# Data for processing

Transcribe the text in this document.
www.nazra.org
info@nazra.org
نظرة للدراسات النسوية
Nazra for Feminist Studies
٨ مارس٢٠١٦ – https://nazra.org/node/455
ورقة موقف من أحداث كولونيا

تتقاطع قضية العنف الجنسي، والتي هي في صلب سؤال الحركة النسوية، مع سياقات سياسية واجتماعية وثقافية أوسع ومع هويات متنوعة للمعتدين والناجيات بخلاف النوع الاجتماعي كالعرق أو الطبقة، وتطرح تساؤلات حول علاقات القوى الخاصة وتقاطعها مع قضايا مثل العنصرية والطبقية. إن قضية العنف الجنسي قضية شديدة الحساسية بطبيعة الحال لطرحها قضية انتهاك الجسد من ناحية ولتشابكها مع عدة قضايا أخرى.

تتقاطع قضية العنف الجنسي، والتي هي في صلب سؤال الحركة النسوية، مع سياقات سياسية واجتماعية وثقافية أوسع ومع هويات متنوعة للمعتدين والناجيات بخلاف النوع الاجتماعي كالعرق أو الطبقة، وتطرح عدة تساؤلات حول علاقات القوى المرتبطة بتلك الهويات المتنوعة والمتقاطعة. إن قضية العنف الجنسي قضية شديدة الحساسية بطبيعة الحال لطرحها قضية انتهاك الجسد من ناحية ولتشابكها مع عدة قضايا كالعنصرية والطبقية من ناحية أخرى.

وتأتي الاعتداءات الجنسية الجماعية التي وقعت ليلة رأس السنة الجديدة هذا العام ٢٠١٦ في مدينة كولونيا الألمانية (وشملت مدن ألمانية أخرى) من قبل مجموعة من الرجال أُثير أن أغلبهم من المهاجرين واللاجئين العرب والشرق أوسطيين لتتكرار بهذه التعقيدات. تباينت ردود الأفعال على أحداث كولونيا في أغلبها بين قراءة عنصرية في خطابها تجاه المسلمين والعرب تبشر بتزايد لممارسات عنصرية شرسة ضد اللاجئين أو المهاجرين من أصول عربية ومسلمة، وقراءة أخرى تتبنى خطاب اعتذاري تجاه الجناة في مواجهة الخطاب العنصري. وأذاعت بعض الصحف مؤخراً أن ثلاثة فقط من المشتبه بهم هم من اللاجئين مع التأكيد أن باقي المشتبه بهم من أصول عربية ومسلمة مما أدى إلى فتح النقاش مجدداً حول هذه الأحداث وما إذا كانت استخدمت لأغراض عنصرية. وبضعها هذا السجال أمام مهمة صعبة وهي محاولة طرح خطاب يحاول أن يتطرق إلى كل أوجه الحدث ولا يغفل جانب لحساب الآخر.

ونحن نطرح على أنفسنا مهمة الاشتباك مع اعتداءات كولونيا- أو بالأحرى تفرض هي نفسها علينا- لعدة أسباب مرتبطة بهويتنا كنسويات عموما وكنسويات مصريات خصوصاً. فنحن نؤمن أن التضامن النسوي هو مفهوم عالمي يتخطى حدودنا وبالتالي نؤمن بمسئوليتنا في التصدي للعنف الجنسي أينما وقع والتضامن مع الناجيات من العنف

---

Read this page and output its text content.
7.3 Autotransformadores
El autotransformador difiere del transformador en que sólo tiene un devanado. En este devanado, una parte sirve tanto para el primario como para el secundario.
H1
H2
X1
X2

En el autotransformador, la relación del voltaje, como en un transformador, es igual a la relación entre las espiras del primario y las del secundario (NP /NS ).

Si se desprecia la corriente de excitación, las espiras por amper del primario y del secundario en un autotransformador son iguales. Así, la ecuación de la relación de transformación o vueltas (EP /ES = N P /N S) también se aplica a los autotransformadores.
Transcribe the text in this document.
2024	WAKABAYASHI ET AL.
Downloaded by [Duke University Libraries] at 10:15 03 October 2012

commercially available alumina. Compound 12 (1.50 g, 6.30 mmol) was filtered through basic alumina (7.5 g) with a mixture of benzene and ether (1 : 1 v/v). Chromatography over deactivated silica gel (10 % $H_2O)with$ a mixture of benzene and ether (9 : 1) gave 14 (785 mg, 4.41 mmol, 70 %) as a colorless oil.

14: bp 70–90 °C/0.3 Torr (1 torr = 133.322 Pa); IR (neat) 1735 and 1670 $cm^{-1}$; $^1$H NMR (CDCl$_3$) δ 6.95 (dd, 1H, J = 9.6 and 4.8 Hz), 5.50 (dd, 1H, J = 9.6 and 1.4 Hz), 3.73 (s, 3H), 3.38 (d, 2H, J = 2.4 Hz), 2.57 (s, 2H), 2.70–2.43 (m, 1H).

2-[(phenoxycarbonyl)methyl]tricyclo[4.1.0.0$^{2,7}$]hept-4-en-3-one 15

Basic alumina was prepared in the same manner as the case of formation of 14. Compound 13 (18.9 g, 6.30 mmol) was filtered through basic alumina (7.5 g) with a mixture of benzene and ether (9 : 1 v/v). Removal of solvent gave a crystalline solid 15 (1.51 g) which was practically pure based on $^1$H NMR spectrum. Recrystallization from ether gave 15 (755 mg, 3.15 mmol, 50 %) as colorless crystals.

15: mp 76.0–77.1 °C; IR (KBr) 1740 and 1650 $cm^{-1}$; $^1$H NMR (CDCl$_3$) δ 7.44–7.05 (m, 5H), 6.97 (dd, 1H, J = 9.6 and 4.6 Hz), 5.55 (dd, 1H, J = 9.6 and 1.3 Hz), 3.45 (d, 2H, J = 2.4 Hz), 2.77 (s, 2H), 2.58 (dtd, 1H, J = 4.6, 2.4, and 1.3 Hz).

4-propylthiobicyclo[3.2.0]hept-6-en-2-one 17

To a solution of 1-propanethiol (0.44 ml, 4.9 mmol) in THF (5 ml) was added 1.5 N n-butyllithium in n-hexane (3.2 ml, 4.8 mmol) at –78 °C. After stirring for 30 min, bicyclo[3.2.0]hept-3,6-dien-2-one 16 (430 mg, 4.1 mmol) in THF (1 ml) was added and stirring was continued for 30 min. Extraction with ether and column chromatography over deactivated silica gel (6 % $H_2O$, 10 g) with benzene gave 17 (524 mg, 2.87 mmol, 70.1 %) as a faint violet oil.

# Objective
Look through the entries above. Extract each line with the word "CDCl".

# Complete answer
14: bp 70–90 °C/0.3 Torr (1 torr = 133.322 Pa); IR (neat) 1735 and 1670 $cm^{-1}$; $^1$H NMR (CDCl$_3$) δ 6.95 (dd, 1H, J = 9.6 and 4.8 Hz), 5.50 (dd, 1H, J = 9.6 and 1.4 Hz), 3.73 (s, 3H), 3.38 (d, 2H, J = 2.4 Hz), 2.57 (s, 2H), 2.70–2.43 (m, 1H).
15: mp 76.0–77.1 °C; IR (KBr) 1740 and 1650 $cm^{-1}$; $^1$H NMR (CDCl$_3$) δ 7.44–7.05 (m, 5H), 6.97 (dd, 1H, J = 9.6 and 4.6 Hz), 5.55 (dd, 1H, J = 9.6 and 1.3 Hz), 3.45 (d, 2H, J = 2.4 Hz), 2.77 (s, 2H), 2.58 (dtd, 1H, J = 4.6, 2.4, and 1.3 Hz).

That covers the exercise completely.